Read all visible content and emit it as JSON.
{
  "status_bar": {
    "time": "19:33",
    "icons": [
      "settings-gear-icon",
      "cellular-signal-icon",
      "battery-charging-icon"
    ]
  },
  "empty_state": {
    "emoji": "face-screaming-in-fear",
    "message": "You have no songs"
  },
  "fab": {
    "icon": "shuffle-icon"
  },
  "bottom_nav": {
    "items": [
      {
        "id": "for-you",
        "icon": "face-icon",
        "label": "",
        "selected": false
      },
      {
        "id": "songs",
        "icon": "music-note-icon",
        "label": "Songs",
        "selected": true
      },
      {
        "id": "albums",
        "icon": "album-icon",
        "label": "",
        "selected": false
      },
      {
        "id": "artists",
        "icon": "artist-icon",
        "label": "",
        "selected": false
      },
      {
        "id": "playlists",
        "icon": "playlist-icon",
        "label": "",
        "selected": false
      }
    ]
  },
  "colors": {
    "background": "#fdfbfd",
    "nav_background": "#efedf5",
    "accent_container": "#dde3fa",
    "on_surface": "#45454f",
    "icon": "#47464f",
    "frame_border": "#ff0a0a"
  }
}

# # #

### TASK
Restate the listing in full, word for word.

### FINISHED EXERCISE
Read all visible content and emit it as JSON.
{
  "status_bar": {
    "time": "19:33",
    "icons": [
      "settings-gear-icon",
      "cellular-signal-icon",
      "battery-charging-icon"
    ]
  },
  "empty_state": {
    "emoji": "face-screaming-in-fear",
    "message": "You have no songs"
  },
  "fab": {
    "icon": "shuffle-icon"
  },
  "bottom_nav": {
    "items": [
      {
        "id": "for-you",
        "icon": "face-icon",
        "label": "",
        "selected": false
      },
      {
        "id": "songs",
        "icon": "music-note-icon",
        "label": "Songs",
        "selected": true
      },
      {
        "id": "albums",
        "icon": "album-icon",
        "label": "",
        "selected": false
      },
      {
        "id": "artists",
        "icon": "artist-icon",
        "label": "",
        "selected": false
      },
      {
        "id": "playlists",
        "icon": "playlist-icon",
        "label": "",
        "selected": false
      }
    ]
  },
  "colors": {
    "background": "#fdfbfd",
    "nav_background": "#efedf5",
    "accent_container": "#dde3fa",
    "on_surface": "#45454f",
    "icon": "#47464f",
    "frame_border": "#ff0a0a"
  }
}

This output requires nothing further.